Provided data:
┄┄┄┄┄┄┄┄┄┄┄┄┄┄┄┄┄┄┄┄

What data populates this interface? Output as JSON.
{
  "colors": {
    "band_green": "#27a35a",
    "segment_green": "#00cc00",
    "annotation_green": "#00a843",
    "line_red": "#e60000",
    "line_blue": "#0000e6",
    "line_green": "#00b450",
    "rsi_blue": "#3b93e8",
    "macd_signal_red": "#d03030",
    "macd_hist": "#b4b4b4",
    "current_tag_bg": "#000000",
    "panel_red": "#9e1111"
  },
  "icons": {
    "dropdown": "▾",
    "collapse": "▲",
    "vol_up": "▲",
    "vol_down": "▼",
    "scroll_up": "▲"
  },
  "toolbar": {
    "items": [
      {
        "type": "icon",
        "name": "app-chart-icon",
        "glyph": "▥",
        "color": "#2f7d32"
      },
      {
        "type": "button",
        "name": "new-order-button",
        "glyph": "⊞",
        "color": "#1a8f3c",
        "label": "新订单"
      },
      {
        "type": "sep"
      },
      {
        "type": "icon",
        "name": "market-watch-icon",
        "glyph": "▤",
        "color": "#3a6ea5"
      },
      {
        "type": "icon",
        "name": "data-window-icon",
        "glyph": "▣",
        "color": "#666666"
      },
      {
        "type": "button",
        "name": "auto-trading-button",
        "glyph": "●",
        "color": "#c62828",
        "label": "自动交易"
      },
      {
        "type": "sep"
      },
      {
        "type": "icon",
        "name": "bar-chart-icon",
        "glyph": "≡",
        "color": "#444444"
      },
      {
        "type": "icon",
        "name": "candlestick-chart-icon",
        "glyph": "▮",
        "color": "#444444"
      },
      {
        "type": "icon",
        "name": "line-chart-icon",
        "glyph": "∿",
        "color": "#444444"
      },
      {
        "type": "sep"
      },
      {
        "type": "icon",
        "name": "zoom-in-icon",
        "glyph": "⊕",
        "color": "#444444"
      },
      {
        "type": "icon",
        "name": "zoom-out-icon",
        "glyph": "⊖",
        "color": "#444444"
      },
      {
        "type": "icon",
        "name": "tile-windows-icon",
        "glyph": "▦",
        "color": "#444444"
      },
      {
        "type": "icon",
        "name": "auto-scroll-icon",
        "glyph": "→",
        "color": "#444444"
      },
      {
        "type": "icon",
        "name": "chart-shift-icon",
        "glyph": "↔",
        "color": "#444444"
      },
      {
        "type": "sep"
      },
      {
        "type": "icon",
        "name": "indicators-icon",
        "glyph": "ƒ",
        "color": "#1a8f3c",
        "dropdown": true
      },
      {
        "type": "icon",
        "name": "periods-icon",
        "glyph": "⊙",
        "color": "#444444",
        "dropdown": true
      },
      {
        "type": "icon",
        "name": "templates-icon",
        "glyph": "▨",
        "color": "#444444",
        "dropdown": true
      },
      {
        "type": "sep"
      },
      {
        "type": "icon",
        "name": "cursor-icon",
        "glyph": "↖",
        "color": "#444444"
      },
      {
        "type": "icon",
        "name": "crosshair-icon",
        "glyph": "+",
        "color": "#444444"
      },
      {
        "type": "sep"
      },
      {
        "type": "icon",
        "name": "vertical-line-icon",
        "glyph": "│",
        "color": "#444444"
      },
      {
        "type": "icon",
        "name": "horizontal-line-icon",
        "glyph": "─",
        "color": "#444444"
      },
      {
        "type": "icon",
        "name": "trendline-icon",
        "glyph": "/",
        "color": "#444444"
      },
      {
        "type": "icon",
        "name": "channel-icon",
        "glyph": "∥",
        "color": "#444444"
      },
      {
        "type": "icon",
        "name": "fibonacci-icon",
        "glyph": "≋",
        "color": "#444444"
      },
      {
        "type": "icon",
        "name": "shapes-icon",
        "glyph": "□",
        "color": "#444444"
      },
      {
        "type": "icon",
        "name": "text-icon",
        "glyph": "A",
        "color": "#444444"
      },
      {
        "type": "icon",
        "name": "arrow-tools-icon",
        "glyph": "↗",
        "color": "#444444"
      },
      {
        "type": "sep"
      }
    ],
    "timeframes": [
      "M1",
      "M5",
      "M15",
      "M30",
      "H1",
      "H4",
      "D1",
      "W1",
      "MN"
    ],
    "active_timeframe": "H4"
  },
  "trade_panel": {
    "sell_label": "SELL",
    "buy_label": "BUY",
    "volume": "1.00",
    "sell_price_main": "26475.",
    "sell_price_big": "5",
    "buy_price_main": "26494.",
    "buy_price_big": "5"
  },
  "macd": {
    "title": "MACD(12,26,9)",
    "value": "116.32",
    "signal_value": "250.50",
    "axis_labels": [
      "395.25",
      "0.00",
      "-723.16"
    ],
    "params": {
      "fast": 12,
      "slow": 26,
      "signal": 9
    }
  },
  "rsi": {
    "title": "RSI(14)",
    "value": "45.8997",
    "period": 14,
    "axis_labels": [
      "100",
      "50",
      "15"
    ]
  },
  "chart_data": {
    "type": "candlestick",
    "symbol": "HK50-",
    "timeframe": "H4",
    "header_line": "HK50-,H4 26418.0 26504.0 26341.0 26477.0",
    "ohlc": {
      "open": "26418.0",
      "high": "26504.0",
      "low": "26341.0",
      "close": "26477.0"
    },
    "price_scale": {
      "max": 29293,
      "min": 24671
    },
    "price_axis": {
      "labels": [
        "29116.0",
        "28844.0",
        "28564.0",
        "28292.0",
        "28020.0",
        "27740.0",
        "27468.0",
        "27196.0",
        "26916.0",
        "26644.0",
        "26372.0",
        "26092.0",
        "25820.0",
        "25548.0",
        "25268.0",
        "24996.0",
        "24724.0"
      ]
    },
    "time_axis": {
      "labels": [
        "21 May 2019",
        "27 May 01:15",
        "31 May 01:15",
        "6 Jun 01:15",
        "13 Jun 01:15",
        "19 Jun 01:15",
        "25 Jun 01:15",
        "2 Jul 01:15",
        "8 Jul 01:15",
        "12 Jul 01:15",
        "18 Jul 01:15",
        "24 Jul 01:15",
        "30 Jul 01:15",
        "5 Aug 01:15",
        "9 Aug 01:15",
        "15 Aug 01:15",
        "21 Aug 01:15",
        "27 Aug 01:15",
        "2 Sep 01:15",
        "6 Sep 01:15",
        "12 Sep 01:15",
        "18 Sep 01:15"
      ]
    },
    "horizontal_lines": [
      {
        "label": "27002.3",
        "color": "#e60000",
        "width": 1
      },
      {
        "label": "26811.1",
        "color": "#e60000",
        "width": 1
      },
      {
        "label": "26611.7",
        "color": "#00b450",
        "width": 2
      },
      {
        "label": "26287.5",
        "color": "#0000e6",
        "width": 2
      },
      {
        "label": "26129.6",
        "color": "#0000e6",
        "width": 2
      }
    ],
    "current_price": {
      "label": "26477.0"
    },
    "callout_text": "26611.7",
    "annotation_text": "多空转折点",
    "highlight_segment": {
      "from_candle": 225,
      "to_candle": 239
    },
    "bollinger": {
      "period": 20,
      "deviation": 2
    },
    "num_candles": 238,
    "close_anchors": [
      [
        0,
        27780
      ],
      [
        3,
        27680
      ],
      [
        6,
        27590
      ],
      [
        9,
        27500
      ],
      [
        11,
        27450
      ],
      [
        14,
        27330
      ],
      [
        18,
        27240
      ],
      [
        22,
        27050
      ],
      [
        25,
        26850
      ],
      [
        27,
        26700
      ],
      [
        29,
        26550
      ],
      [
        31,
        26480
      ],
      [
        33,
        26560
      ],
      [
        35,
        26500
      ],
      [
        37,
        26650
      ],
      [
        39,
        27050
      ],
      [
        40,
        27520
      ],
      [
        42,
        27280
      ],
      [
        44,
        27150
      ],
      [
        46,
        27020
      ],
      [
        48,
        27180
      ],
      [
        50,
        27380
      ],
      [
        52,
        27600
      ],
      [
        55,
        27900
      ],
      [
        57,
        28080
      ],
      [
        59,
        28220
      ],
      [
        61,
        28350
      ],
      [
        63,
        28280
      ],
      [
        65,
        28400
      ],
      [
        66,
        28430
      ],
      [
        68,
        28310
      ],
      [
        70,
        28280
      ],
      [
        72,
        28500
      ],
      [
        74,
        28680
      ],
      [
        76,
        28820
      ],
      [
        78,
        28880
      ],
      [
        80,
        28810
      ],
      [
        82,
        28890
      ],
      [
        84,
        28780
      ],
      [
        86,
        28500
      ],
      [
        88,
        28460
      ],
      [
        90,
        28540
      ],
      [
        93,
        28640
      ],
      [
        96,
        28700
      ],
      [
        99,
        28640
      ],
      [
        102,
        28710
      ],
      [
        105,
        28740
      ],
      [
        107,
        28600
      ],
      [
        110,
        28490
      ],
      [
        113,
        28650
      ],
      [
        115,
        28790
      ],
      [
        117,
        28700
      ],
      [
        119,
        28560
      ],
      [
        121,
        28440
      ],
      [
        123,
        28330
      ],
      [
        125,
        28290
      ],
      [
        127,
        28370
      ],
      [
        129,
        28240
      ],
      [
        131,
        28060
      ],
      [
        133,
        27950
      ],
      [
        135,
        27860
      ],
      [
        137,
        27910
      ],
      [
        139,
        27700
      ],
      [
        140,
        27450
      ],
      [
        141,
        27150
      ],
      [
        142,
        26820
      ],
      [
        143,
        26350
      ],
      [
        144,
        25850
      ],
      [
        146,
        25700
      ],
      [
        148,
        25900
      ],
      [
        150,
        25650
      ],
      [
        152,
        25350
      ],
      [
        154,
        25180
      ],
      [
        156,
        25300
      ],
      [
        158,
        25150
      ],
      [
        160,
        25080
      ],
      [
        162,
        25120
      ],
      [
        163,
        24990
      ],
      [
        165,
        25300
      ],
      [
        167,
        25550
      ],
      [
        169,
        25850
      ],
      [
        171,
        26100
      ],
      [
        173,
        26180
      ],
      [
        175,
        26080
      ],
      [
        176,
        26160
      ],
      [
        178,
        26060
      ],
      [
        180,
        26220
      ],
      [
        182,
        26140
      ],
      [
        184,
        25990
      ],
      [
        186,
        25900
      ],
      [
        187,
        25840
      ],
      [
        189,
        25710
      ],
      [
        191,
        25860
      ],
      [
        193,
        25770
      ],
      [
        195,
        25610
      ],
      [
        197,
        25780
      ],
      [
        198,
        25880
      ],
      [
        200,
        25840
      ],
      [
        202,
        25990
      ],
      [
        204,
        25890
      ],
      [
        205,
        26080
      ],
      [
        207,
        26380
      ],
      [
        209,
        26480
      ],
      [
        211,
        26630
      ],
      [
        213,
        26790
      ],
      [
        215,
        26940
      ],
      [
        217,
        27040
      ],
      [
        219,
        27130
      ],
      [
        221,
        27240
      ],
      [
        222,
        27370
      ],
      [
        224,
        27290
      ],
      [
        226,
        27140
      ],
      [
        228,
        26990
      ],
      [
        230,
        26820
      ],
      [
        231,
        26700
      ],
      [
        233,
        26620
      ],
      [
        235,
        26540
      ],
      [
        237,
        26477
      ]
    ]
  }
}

┄┄┄┄┄┄┄┄┄┄┄┄┄┄┄┄┄┄┄┄

What is needed:
Isolate each line of the listing above that includes "candlestick". Copy it.

Expected answer:
        "name": "candlestick-chart-icon",
    "type": "candlestick",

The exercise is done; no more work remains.